Dataset listings of figures
=-=-=-=-=
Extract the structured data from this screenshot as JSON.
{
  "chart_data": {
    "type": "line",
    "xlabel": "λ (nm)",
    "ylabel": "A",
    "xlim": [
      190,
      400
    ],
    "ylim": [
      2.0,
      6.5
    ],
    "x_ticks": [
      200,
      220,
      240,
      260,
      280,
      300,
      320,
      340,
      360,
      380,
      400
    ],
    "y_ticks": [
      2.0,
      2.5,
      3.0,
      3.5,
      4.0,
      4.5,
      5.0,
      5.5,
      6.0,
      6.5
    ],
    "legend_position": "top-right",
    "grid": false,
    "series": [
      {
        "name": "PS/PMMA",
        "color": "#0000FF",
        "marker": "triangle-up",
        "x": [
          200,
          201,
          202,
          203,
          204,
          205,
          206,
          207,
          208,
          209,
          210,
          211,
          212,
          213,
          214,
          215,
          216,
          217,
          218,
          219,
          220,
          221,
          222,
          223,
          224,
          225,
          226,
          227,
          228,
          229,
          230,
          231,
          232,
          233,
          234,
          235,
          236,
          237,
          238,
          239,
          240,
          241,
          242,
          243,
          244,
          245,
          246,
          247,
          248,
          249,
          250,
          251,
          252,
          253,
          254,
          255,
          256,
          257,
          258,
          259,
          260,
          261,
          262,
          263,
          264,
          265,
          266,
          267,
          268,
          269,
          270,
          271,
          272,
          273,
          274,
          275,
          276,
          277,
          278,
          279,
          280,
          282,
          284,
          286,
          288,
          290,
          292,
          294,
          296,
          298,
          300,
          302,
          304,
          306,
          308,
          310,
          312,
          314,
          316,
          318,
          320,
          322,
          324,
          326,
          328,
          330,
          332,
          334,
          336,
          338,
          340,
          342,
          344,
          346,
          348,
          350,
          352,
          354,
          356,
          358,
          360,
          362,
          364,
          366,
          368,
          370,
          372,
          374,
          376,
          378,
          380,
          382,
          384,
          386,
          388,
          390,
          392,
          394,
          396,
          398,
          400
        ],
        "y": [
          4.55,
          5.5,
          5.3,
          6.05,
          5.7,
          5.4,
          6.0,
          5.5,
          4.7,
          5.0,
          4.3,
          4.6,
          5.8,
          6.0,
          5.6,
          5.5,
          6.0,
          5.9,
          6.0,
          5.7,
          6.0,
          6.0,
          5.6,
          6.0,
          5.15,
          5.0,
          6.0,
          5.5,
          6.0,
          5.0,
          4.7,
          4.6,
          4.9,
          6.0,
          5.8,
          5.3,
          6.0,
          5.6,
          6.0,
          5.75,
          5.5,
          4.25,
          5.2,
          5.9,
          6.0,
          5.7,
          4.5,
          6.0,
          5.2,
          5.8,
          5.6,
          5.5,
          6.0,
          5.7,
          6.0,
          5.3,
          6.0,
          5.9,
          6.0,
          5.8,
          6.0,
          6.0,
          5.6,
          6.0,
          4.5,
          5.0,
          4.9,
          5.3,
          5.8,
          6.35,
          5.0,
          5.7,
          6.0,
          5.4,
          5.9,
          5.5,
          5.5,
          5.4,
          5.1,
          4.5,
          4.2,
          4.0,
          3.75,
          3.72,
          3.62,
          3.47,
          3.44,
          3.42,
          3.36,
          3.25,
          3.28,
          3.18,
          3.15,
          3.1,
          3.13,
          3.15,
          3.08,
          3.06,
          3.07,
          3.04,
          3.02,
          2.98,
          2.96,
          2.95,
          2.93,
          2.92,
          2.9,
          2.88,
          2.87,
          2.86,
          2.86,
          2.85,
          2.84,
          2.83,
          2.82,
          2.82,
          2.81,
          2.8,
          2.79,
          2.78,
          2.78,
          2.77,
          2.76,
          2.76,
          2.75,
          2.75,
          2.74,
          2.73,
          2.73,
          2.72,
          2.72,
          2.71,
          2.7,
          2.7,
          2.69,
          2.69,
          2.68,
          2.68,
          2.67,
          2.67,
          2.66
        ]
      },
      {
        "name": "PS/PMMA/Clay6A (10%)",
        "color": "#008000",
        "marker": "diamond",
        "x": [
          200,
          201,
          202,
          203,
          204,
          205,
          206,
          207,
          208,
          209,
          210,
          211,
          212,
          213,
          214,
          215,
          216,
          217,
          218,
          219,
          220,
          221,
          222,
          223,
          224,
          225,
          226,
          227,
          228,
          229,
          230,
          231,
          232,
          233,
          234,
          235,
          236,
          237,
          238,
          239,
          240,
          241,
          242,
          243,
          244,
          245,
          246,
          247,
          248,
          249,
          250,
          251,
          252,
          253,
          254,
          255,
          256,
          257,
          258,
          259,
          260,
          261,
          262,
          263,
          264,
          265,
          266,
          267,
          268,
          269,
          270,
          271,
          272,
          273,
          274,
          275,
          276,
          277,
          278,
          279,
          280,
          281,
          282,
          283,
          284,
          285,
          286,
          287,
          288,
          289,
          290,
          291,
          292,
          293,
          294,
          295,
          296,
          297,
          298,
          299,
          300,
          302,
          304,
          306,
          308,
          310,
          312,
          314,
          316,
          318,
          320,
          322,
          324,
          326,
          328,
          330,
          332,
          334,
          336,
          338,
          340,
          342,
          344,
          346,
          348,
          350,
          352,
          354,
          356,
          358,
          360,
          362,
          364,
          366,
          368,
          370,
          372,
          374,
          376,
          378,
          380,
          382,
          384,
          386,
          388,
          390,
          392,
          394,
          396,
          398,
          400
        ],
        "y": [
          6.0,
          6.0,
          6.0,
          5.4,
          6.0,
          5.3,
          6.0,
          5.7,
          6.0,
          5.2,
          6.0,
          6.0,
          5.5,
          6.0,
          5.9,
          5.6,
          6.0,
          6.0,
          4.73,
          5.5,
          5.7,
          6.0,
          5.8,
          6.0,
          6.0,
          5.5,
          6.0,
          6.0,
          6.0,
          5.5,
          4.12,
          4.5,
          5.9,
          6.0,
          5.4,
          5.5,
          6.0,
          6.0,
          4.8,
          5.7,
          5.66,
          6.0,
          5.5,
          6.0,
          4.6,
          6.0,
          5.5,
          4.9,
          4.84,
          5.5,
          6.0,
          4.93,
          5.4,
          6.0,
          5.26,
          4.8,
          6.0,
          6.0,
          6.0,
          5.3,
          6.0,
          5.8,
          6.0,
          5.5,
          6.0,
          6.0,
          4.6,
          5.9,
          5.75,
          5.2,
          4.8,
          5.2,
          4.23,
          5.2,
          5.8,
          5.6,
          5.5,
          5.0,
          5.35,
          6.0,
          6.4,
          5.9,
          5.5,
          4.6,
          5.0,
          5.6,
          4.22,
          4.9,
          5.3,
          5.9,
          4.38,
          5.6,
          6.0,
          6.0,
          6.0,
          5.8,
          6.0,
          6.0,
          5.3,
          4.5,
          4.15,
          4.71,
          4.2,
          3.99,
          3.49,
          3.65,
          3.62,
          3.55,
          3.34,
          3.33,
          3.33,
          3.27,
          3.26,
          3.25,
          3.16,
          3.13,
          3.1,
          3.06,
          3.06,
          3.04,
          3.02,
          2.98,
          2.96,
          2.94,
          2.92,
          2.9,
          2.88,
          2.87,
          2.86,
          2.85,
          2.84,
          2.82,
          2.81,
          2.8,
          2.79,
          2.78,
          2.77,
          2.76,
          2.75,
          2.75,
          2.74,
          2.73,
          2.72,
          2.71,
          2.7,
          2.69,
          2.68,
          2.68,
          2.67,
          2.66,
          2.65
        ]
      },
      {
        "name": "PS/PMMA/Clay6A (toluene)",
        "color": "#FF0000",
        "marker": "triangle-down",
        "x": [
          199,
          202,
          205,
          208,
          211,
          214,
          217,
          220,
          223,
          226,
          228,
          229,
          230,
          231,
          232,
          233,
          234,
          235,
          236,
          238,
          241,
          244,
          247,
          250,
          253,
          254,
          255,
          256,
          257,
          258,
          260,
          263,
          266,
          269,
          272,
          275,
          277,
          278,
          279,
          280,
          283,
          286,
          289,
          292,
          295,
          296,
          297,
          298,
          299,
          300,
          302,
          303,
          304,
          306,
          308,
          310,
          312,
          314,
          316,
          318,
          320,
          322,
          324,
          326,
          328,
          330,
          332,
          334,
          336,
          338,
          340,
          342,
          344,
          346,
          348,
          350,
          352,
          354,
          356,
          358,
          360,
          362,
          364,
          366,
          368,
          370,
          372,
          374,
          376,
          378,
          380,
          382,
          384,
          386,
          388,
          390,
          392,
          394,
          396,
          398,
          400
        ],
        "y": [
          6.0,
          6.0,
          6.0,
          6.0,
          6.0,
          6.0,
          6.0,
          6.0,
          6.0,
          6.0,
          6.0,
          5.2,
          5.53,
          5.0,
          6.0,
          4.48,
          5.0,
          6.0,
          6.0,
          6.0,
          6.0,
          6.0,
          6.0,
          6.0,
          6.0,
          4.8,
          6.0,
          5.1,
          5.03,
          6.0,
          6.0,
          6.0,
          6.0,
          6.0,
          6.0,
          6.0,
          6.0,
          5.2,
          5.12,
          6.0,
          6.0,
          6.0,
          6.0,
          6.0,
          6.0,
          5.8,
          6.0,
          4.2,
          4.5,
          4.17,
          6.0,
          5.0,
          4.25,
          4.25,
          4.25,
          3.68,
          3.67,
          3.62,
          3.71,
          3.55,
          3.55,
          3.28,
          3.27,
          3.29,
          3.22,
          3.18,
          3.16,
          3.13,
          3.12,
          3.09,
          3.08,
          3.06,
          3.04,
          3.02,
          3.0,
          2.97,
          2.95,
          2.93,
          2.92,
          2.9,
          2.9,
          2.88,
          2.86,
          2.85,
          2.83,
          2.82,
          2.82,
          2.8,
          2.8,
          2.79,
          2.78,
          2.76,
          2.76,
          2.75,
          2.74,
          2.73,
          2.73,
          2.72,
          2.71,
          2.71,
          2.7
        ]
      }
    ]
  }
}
=-=-=-=-=
* **SET EXERCISE**:
Report each line of the material above where the word "marker" appears.

* **RESULT**:
        "marker": "triangle-up",
        "marker": "diamond",
        "marker": "triangle-down",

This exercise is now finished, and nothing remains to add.